* **Requisitos del ejercicio**
**a)** En el fragmento sobre la prostitución y el trabajo sexual, ¿qué cadena de televisión cuenta cada vez más con escorts como personajes de reality?
**b)** Continúa el fragmento sobre la prostitución y el trabajo sexual a partir de su última frase.
___ Fragmento
El prestigio o desprestigio del cuerpo varía en función de qué uso le demos, eso es algo que vemos claramente en el trabajo sexual/prostitución. Su desprestigio es una constante desde el mundo griego y desde entonces viene funcionando una jerarquía que abarca desde las ‘pornai’ esclavizadas por un ‘pornoboscós’ o proxeneta hasta las cultas e independientes ‘heteras’ como Aspasia, muy cercanas a la figura de la geisha o de ciertas escorts de lujo que acompañan hoy a los más ricos. Se percibe, sin embargo, cierto movimiento en la consideración social de la prostitución/trabajo sexual en una doble dirección. Por abajo, por así decirlo, la organización sindical de la prostitución sitúa esta manera de ganarse la vida como una cuestión política, que se considera dentro del mismo marco liberal de autodeterminación que rige, por ejemplo, en el feminismo continental. La libertad para vivir del cuerpo en esta modalidad es un argumento principal, pero también otras consideraciones sociales como la falta de derechos o la relación de la prostitución con la Ley de Extranjería, como mecanismo de producción de cuerpos disponibles para los trabajos más forzados.

El debate entre Sócrates y Aspasia

El debate entre Sócrates y Aspasia, de Nicolas André Monsiaux.

 

Por arriba, lo que parece producirse es una glamurización de la prostitución a través de uno de los canales masivos de producción de consenso cultural que aún tenemos en pie: la televisión. No me refiero a películas y series, aunque algo tiene que ver en todo esto que la ficción nos plantee tan insistentemente pensar sobre el asunto con productos más o menos estetizados (Harlots, The Deuce, The Girlfriend Experience, La Veneno o Secret Diary of a Call Girl, que yo recuerde). Me refiero a Telecinco, donde cada vez más insistentemente se cuenta con escorts como personajes de reality y se habla del trabajo sexual abiertamente y sin recurrir muchas veces al marco moralizante automatizado. También en espacios de prestigio audiovisual (?) como ‘La Resistencia’ hemos visto a escorts, hombres y mujeres. La televisión da entrada no a la prostituta de calle o proletaria, pero sí a la escort súper producida (siliconas, bótox, extensiones) con clientes en, por ejemplo, Dubai. Otro estrato de esta glamurización de la prostitución se realiza a través del fetichismo tecnológico: ahí está toda esa fuerza de trabajo corporal que se despliega en la plataforma Only Fans, mínimamente desprestigiada y máximamente publicitada.
______
___ Material de origen
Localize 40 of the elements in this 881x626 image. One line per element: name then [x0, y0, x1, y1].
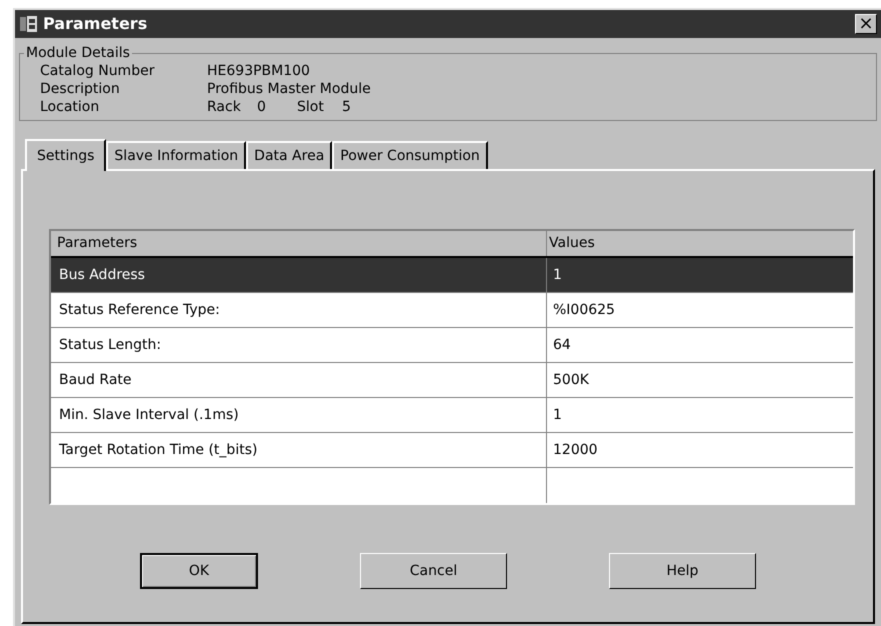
______
* **Resultados**
**a)** Telecinco.

**b)**
El mecanismo capitalista de la glamurización, con ayuda de la magia digital, es capaz de prestigiar las expresiones lujosas de la prostitución y convertirlas en objetivo de lo aspiracional, como un trabajo que sí premia directamente la dedicación a las placenteras tecnologías de la belleza y el culto al cuerpo que tanto se han democratizado. Estaríamos ante un mercado de trabajo que gira en torno a un determinado tipo de cuerpo, demandado por igual en las redes sociales, los programas de Telecinco, los ‘reality shows’, los bolos de las discotecas, Only Fans y, seguramente, muchísimos negocios que busquen este tipo de reclamo. Este cuerpo, caracterizado por una exacerbación de los caracteres sexuales secundarios en hombres y mujeres, era una excepción en el espacio ‘mainstream’ hace un par de décadas, cuando Yola Berrocal era observada como una extravagancia o un fenómeno friki.

 

Podemos comprobar fácilmente la potencia de este mecanismo capitalista de la glamurización con acento ‘tech’ en el mundo de las influencers, una figura en principio denostada (recordemos: en 2007 era vulgares ‘mujeres anuncio’) que en tiempo récord se ha reposicionado como relevo de las actrices y famosas en el mundo de la publicidad y la moda. Fijémonos, por ejemplo, en María Pombo y su reciente maternidad, convertida en contenido mercantil en su perfil de Instagram, a través de una serie de publicaciones y vídeos que han rebasado los límites fijados hasta la fecha para la exhibición de la circunstancia postparto. El momento íntimo del encuentro entre madre y bebé, antaño fotografiado por las revistas en un posado calculado, se transforma hoy en un elemento más del show que no termina jamás. No llega a mostrar el parto como hicieron varias Kardashians, pero difunde unas escenas íntimas que cuesta contemplar en un espacio comercial. Estaríamos ante una exhibición de la intimidad que podría entrar en el territorio pornográfico de Only Fans, un tipo de porno en el que la contraparte masculina duerme en un sofá al fondo mientras la madre desgrana su felicidad con niño en pantalla. Mientras, los regalos de las marcas esperan su ‘unboxing’ en casa.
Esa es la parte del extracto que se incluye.